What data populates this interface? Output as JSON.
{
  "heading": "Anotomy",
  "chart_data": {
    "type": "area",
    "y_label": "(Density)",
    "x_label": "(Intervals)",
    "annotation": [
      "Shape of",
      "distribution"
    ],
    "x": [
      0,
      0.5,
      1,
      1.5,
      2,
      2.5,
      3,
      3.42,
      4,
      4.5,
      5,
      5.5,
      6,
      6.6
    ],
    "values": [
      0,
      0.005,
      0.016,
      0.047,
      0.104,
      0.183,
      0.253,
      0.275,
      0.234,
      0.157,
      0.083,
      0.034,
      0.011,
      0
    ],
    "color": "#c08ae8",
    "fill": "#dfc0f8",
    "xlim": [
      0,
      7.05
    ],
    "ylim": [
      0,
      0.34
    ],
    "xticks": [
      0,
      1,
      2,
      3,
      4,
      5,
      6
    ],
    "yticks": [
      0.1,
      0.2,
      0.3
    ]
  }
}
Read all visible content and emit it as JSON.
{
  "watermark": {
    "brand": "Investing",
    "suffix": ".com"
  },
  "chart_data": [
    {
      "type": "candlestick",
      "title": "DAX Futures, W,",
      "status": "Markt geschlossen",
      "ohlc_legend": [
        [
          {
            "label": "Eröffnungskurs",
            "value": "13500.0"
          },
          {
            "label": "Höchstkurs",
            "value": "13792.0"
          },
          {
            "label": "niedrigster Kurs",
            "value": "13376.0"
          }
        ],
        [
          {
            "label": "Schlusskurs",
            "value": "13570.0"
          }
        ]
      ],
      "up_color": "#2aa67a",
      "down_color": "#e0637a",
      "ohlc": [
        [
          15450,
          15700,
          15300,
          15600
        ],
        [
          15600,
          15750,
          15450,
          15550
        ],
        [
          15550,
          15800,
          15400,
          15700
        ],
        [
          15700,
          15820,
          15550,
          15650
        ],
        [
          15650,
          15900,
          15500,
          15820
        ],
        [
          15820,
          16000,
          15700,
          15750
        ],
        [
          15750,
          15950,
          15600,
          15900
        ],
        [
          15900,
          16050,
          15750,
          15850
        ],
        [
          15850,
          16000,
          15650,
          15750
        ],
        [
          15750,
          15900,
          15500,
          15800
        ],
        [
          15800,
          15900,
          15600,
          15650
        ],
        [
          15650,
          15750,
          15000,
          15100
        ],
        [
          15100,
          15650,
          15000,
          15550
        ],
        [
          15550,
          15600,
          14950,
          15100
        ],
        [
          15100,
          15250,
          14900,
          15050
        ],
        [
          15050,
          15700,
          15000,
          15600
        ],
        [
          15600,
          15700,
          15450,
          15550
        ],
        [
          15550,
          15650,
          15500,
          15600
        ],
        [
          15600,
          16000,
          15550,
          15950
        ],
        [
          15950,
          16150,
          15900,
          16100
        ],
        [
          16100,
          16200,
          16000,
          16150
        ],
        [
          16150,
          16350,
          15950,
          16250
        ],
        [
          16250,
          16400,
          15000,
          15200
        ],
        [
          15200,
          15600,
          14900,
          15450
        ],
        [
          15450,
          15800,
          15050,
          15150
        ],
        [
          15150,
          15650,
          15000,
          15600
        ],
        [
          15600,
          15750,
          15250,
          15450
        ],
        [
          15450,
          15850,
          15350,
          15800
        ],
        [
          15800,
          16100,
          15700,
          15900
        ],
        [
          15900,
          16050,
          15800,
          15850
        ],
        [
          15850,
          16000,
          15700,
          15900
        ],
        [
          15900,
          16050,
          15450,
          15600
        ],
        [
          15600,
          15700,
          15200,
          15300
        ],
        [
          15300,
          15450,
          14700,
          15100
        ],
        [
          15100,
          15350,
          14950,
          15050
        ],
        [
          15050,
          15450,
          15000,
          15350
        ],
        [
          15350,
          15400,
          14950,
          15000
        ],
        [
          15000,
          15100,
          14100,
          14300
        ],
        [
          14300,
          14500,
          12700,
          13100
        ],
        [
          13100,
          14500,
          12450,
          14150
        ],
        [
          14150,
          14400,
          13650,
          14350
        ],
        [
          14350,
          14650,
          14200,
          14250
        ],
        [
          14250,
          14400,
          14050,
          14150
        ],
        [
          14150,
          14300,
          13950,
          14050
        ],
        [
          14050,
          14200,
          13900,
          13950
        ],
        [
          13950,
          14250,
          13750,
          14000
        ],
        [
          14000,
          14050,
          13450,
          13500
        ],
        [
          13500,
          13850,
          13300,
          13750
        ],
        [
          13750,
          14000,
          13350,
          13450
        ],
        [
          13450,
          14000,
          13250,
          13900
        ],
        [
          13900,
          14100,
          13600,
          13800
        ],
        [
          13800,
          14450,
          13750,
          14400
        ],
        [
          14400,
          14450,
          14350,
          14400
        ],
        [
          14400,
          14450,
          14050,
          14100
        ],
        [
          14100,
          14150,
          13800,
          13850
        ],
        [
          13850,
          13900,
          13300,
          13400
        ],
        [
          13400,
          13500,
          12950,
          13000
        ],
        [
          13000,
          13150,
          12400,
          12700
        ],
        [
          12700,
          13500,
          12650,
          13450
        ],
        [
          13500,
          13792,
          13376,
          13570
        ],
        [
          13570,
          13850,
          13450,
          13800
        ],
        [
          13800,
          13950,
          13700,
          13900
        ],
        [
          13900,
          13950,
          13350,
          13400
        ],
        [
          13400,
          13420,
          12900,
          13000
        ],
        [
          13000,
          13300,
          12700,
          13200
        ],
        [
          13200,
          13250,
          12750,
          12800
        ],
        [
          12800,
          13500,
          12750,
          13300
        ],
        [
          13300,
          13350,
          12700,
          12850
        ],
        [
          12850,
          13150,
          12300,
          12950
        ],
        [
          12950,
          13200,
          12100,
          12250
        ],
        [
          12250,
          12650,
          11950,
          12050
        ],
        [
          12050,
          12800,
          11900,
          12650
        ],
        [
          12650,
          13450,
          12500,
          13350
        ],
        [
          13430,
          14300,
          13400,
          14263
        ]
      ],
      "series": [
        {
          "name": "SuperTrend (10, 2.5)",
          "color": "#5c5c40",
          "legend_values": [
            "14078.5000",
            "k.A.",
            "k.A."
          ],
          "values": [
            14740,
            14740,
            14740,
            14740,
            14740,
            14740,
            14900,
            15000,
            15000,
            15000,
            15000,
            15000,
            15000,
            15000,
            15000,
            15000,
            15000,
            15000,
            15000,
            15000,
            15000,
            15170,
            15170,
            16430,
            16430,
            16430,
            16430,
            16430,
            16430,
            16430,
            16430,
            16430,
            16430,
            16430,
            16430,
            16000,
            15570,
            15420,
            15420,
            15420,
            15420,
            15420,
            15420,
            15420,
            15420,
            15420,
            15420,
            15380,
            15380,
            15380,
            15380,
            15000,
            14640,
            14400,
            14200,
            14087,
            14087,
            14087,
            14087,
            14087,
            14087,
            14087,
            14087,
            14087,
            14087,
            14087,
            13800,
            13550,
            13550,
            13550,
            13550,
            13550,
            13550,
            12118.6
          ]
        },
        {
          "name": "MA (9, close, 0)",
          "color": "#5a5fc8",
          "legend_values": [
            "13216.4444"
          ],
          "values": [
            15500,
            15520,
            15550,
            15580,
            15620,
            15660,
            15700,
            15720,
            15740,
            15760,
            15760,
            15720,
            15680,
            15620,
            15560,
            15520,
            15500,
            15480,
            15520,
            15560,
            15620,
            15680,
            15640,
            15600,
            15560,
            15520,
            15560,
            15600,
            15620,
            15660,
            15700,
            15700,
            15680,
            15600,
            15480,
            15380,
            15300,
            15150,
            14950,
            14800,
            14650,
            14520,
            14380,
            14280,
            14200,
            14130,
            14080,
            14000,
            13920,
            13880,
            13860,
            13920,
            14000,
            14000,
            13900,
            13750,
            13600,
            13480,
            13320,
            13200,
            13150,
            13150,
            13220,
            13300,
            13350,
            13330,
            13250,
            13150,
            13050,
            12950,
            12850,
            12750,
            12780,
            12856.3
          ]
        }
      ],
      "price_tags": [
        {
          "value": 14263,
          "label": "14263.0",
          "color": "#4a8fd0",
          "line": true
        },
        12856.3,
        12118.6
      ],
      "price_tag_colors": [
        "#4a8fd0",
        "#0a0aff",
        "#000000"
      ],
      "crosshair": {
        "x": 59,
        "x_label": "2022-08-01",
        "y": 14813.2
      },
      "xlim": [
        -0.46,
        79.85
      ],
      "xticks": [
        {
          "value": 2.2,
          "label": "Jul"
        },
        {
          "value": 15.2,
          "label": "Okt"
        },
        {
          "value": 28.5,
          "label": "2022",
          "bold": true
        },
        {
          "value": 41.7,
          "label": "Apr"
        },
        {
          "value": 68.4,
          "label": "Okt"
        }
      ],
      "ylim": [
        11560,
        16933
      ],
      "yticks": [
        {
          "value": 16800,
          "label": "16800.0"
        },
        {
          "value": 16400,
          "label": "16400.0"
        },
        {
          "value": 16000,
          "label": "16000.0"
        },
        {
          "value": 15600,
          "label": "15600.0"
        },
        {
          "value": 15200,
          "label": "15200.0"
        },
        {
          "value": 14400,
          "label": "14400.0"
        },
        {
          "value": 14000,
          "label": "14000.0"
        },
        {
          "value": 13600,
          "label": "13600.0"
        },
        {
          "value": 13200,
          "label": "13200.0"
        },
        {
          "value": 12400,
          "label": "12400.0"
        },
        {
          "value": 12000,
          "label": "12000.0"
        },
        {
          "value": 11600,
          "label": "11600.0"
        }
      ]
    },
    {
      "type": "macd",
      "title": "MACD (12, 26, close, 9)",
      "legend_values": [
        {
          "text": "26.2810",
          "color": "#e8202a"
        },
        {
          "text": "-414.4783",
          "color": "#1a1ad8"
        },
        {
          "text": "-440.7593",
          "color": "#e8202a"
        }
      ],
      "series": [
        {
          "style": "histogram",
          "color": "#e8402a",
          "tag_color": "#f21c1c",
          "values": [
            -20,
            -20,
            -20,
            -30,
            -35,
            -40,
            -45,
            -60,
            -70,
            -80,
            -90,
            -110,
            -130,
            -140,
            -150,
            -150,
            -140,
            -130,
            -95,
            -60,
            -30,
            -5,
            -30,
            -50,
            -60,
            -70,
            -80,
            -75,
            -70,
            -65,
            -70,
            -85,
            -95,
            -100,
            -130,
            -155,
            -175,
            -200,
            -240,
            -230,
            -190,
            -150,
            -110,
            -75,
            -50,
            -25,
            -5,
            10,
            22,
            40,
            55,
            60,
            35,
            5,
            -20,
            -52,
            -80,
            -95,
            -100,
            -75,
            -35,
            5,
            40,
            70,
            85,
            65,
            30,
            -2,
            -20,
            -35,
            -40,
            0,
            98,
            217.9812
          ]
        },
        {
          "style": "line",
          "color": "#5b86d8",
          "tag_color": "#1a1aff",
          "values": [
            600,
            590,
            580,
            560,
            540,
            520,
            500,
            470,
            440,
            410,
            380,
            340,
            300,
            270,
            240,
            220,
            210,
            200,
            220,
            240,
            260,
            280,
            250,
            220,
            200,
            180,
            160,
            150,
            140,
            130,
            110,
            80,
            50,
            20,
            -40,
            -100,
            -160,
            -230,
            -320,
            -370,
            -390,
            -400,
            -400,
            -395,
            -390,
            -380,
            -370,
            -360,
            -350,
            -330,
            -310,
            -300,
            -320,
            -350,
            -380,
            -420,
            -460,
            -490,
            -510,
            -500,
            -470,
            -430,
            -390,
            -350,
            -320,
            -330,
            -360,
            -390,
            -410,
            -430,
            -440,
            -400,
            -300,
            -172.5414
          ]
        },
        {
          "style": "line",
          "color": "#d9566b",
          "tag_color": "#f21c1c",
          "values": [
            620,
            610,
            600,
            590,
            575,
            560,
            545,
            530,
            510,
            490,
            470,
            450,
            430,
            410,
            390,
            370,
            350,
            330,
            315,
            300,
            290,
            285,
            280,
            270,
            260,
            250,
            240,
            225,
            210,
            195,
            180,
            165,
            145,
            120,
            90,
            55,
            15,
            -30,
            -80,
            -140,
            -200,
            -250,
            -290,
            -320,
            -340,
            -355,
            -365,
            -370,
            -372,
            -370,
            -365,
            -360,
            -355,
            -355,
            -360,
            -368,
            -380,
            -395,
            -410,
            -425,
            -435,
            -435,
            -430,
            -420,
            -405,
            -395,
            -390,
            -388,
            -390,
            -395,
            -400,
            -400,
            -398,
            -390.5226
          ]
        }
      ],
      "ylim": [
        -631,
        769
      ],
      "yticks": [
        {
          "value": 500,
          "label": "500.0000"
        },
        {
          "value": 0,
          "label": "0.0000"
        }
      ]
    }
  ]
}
* * * * *
§ Task directions
Filter the records down to the lines that contain the string "JSON", and copy those lines.

§ Output for this exercise
What data populates this interface? Output as JSON.
Read all visible content and emit it as JSON.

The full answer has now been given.